— YOUR OBJECTIVE —
All records are to be retyped faithfully and completely.

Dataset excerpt

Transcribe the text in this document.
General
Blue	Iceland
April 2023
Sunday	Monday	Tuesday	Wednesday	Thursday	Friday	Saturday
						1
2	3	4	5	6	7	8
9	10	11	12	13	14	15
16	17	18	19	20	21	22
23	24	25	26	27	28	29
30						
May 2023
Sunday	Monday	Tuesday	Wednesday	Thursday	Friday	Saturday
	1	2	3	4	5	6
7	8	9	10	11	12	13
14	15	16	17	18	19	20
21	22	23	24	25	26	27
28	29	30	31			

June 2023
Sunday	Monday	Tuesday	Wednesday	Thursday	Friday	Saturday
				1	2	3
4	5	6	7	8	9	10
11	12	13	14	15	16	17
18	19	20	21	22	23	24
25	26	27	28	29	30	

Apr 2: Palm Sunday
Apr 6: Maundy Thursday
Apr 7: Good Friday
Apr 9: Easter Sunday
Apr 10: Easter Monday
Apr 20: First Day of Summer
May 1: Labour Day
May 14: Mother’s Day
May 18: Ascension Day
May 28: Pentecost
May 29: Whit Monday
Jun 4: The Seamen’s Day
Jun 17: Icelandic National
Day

— WORKED SOLUTION —
Transcribe the text in this document.
General
Blue	Iceland
April 2023
Sunday	Monday	Tuesday	Wednesday	Thursday	Friday	Saturday
						1
2	3	4	5	6	7	8
9	10	11	12	13	14	15
16	17	18	19	20	21	22
23	24	25	26	27	28	29
30						
May 2023
Sunday	Monday	Tuesday	Wednesday	Thursday	Friday	Saturday
	1	2	3	4	5	6
7	8	9	10	11	12	13
14	15	16	17	18	19	20
21	22	23	24	25	26	27
28	29	30	31			

June 2023
Sunday	Monday	Tuesday	Wednesday	Thursday	Friday	Saturday
				1	2	3
4	5	6	7	8	9	10
11	12	13	14	15	16	17
18	19	20	21	22	23	24
25	26	27	28	29	30	

Apr 2: Palm Sunday
Apr 6: Maundy Thursday
Apr 7: Good Friday
Apr 9: Easter Sunday
Apr 10: Easter Monday
Apr 20: First Day of Summer
May 1: Labour Day
May 14: Mother’s Day
May 18: Ascension Day
May 28: Pentecost
May 29: Whit Monday
Jun 4: The Seamen’s Day
Jun 17: Icelandic National
Day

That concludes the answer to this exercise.